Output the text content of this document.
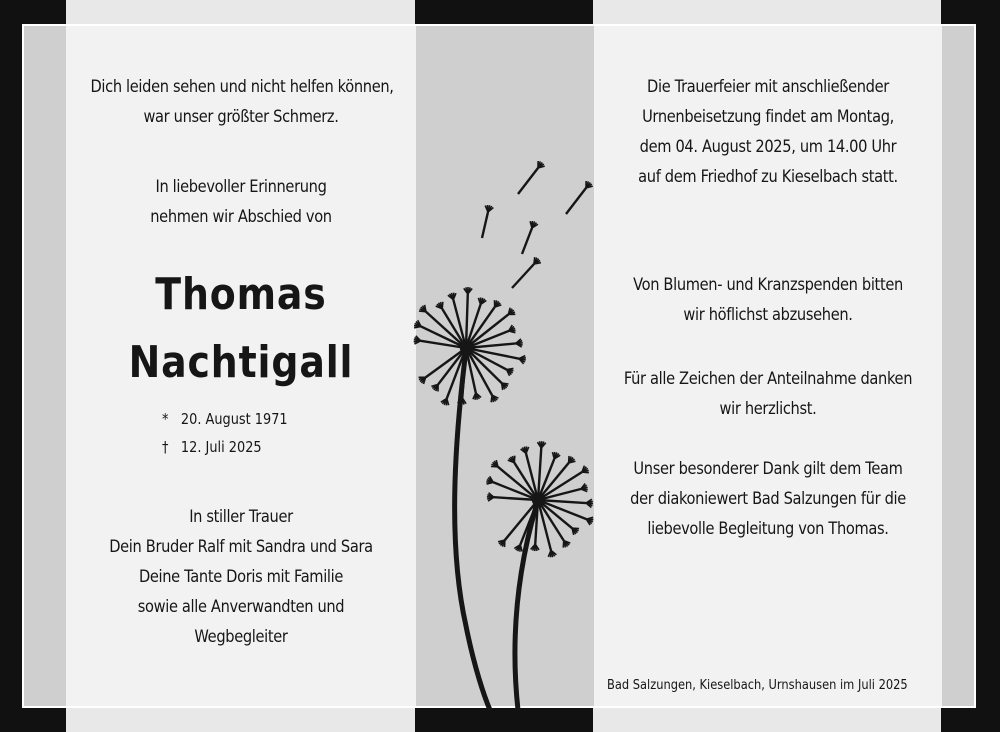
Dich leiden sehen und nicht helfen können,
war unser größter Schmerz.
In liebevoller Erinnerung
nehmen wir Abschied von
Thomas
Nachtigall
* 20. August 1971
† 12. Juli 2025
In stiller Trauer
Dein Bruder Ralf mit Sandra und Sara
Deine Tante Doris mit Familie
sowie alle Anverwandten und
Wegbegleiter
Die Trauerfeier mit anschließender
Urnenbeisetzung findet am Montag,
dem 04. August 2025, um 14.00 Uhr
auf dem Friedhof zu Kieselbach statt.
Von Blumen- und Kranzspenden bitten
wir höflichst abzusehen.
Für alle Zeichen der Anteilnahme danken
wir herzlichst.
Unser besonderer Dank gilt dem Team
der diakoniewert Bad Salzungen für die
liebevolle Begleitung von Thomas.
Bad Salzungen, Kieselbach, Urnshausen im Juli 2025
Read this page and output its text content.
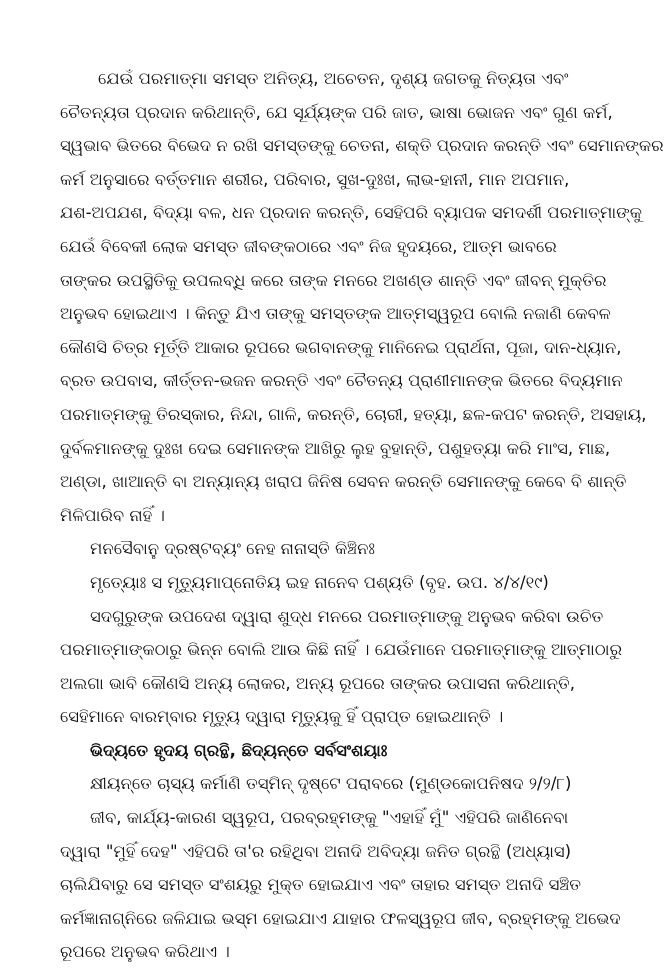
ଯେଉଁ ପରମାତ୍ମା ସମସ୍ତ ଅନିତ୍ୟ, ଅଚେତନ, ଦୃଶ୍ୟ ଜଗତକୁ ନିତ୍ୟତା ଏବଂ
ଚୈତନ୍ୟତା ପ୍ରଦାନ କରିଥାନ୍ତି, ଯେ ସୂର୍ଯ୍ୟଙ୍କ ପରି ଜାତ, ଭାଷା ଭୋଜନ ଏବଂ ଗୁଣ କର୍ମ,
ସ୍ୱଭାବ ଭିତରେ ବିଭେଦ ନ ରଖି ସମସ୍ତଙ୍କୁ ଚେତନା, ଶକ୍ତି ପ୍ରଦାନ କରନ୍ତି ଏବଂ ସେମାନଙ୍କର
କର୍ମ ଅନୁସାରେ ବର୍ତ୍ତମାନ ଶରୀର, ପରିବାର, ସୁଖ-ଦୁଃଖ, ଲାଭ-ହାନୀ, ମାନ ଅପମାନ,
ଯଶ-ଅପଯଶ, ବିଦ୍ୟା ବଳ, ଧନ ପ୍ରଦାନ କରନ୍ତି, ସେହିପରି ବ୍ୟାପକ ସମଦର୍ଶୀ ପରମାତ୍ମାଙ୍କୁ
ଯେଉଁ ବିବେକୀ ଲୋକ ସମସ୍ତ ଜୀବଙ୍କଠାରେ ଏବଂ ନିଜ ହୃଦୟରେ, ଆତ୍ମ ଭାବରେ
ତାଙ୍କର ଉପସ୍ଥିତିକୁ ଉପଲବ୍ଧି କରେ ତାଙ୍କ ମନରେ ଅଖଣ୍ଡ ଶାନ୍ତି ଏବଂ ଜୀବନ୍ ମୁକ୍ତିର
ଅନୁଭବ ହୋଇଥାଏ । କିନ୍ତୁ ଯିଏ ତାଙ୍କୁ ସମସ୍ତଙ୍କ ଆତ୍ମସ୍ୱରୂପ ବୋଲି ନଜାଣି କେବଳ
କୌଣସି ଚିତ୍ର ମୂର୍ତ୍ତି ଆକାର ରୂପରେ ଭଗବାନଙ୍କୁ ମାନିନେଇ ପ୍ରାର୍ଥନା, ପୂଜା, ଦାନ-ଧ୍ୟାନ,
ବ୍ରତ ଉପବାସ, କୀର୍ତ୍ତନ-ଭଜନ କରନ୍ତି ଏବଂ ଚୈତନ୍ୟ ପ୍ରାଣୀମାନଙ୍କ ଭିତରେ ବିଦ୍ୟମାନ
ପରମାତ୍ମଙ୍କୁ ତିରସ୍କାର, ନିନ୍ଦା, ଗାଳି, କରନ୍ତି, ଚୋରୀ, ହତ୍ୟା, ଛଳ-କପଟ କରନ୍ତି, ଅସହାୟ,
ଦୁର୍ବଳମାନଙ୍କୁ ଦୁଃଖ ଦେଇ ସେମାନଙ୍କ ଆଖିରୁ ଲୁହ ବୁହାନ୍ତି, ପଶୁହତ୍ୟା କରି ମାଂସ, ମାଛ,
ଅଣ୍ଡା, ଖାଆନ୍ତି ବା ଅନ୍ୟାନ୍ୟ ଖରାପ ଜିନିଷ ସେବନ କରନ୍ତି ସେମାନଙ୍କୁ କେବେ ବି ଶାନ୍ତି
ମିଳିପାରିବ ନାହିଁ ।
ମନସୈବାନୁ ଦ୍ରଷ୍ଟବ୍ୟଂ ନେହ ନାନାସ୍ତି କିଞ୍ଚିନଃ
ମୃତ୍ୟୋଃ ସ ମୃତ୍ୟୁମାପ୍ନୋତିୟ ଇହ ନାନେବ ପଶ୍ୟତି (ବୃହ. ଉପ. ୪/୪/୧୯)
ସଦଗୁରୁଙ୍କ ଉପଦେଶ ଦ୍ୱାରା ଶୁଦ୍ଧ ମନରେ ପରମାତ୍ମାଙ୍କୁ ଅନୁଭବ କରିବା ଉଚିତ
ପରମାତ୍ମାଙ୍କଠାରୁ ଭିନ୍ନ ବୋଲି ଆଉ କିଛି ନାହିଁ । ଯେଉଁମାନେ ପରମାତ୍ମାଙ୍କୁ ଆତ୍ମାଠାରୁ
ଅଲଗା ଭାବି କୌଣସି ଅନ୍ୟ ଲୋକର, ଅନ୍ୟ ରୂପରେ ତାଙ୍କର ଉପାସନା କରିଥାନ୍ତି,
ସେହିମାନେ ବାରମ୍ବାର ମୃତ୍ୟୁ ଦ୍ୱାରା ମୃତ୍ୟୁକୁ ହିଁ ପ୍ରାପ୍ତ ହୋଇଥାନ୍ତି ।
ଭିଦ୍ୟତେ ହୃଦୟ ଗ୍ରନ୍ଥି, ଛିଦ୍ୟନ୍ତେ ସର୍ବସଂଶୟାଃ
କ୍ଷୀୟନ୍ତେ ଚାସ୍ୟ କର୍ମାଣି ତସ୍ମିନ୍ ଦୃଷ୍ଟେ ପରାବରେ (ମୁଣ୍ଡକୋପନିଷଦ ୨/୨/୮)
ଜୀବ, କାର୍ଯ୍ୟ-କାରଣ ସ୍ୱରୂପ, ପରବ୍ରହ୍ମଙ୍କୁ "ଏହାହିଁ ମୁଁ" ଏହିପରି ଜାଣିନେବା
ଦ୍ୱାରା "ମୁହିଁ ଦେହ" ଏହିପରି ତା'ର ରହିଥିବା ଅନାଦି ଅବିଦ୍ୟା ଜନିତ ଗ୍ରନ୍ଥି (ଅଧ୍ୟାସ)
ଚାଲିଯିବାରୁ ସେ ସମସ୍ତ ସଂଶୟରୁ ମୁକ୍ତ ହୋଇଯାଏ ଏବଂ ତାହାର ସମସ୍ତ ଅନାଦି ସଞ୍ଚିତ
କର୍ମଜ୍ଞାନାଗ୍ନିରେ ଜଳିଯାଇ ଭସ୍ମ ହୋଇଯାଏ ଯାହାର ଫଳସ୍ୱରୂପ ଜୀବ, ବ୍ରହ୍ମଙ୍କୁ ଅଭେଦ
ରୂପରେ ଅନୁଭବ କରିଥାଏ ।
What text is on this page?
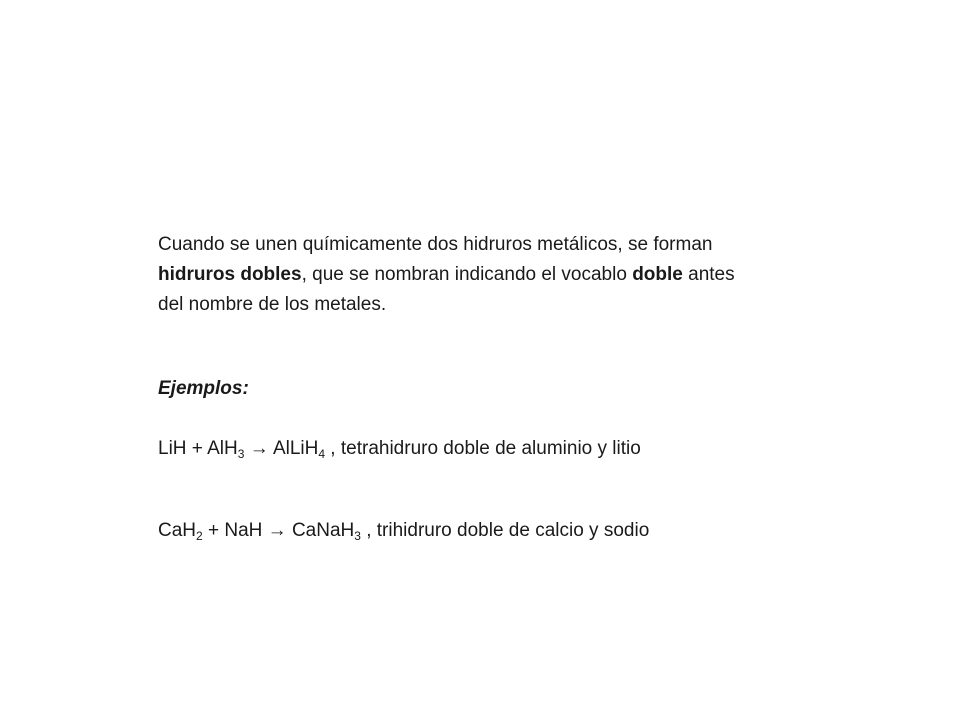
Cuando se unen químicamente dos hidruros metálicos, se forman hidruros dobles, que se nombran indicando el vocablo doble antes del nombre de los metales.

Ejemplos:

LiH + AlH$_3$ → AlLiH$_4$ , tetrahidruro doble de aluminio y litio

CaH$_2$ + NaH → CaNaH$_3$ , trihidruro doble de calcio y sodio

+++++

Locate the lines above that contain "Thomas" and copy them.

Thomas
liebevolle Begleitung von Thomas.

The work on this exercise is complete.